## What you should do
Your task is to copy every line of the entries that contains "Australian".

• • • • •

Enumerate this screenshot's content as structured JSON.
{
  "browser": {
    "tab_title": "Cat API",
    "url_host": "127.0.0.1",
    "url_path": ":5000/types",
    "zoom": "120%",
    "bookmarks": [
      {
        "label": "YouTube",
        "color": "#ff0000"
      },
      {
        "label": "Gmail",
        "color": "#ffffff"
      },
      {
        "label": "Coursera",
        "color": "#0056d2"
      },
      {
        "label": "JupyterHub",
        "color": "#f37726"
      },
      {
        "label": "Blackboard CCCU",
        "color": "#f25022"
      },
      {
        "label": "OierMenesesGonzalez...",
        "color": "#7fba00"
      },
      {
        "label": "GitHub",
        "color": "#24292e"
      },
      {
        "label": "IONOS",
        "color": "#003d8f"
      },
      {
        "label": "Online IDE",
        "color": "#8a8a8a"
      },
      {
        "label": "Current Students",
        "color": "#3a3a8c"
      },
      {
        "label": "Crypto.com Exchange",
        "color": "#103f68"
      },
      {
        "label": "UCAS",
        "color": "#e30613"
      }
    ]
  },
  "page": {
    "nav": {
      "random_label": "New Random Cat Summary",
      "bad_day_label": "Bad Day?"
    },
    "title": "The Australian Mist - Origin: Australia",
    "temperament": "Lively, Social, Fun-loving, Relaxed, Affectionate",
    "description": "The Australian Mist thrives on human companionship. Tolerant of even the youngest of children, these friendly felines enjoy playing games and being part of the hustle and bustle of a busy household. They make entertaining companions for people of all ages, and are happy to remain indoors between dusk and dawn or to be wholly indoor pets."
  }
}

• • • • •

## Solution to the exercise
    "title": "The Australian Mist - Origin: Australia",
    "description": "The Australian Mist thrives on human companionship. Tolerant of even the youngest of children, these friendly felines enjoy playing games and being part of the hustle and bustle of a busy household. They make entertaining companions for people of all ages, and are happy to remain indoors between dusk and dawn or to be wholly indoor pets."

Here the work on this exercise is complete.